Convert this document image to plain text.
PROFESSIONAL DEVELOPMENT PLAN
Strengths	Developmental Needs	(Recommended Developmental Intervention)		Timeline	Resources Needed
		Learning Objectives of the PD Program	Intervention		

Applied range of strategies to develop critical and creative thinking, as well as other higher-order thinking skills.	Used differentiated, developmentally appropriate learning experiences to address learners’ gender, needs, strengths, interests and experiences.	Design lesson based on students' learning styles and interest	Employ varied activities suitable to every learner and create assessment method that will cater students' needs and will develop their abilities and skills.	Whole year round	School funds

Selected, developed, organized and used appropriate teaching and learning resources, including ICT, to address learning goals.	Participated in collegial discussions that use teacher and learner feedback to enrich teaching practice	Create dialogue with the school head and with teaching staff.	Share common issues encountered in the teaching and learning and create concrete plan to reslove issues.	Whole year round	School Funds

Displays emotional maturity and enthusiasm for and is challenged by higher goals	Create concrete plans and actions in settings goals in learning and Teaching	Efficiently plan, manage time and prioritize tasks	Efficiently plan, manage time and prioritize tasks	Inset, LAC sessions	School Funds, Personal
____________
:: Problem description ::
Copy out every line where the word "learner" occurs.

:: Correct answer ::
Applied range of strategies to develop critical and creative thinking, as well as other higher-order thinking skills.	Used differentiated, developmentally appropriate learning experiences to address learners’ gender, needs, strengths, interests and experiences.	Design lesson based on students' learning styles and interest	Employ varied activities suitable to every learner and create assessment method that will cater students' needs and will develop their abilities and skills.	Whole year round	School funds
Selected, developed, organized and used appropriate teaching and learning resources, including ICT, to address learning goals.	Participated in collegial discussions that use teacher and learner feedback to enrich teaching practice	Create dialogue with the school head and with teaching staff.	Share common issues encountered in the teaching and learning and create concrete plan to reslove issues.	Whole year round	School Funds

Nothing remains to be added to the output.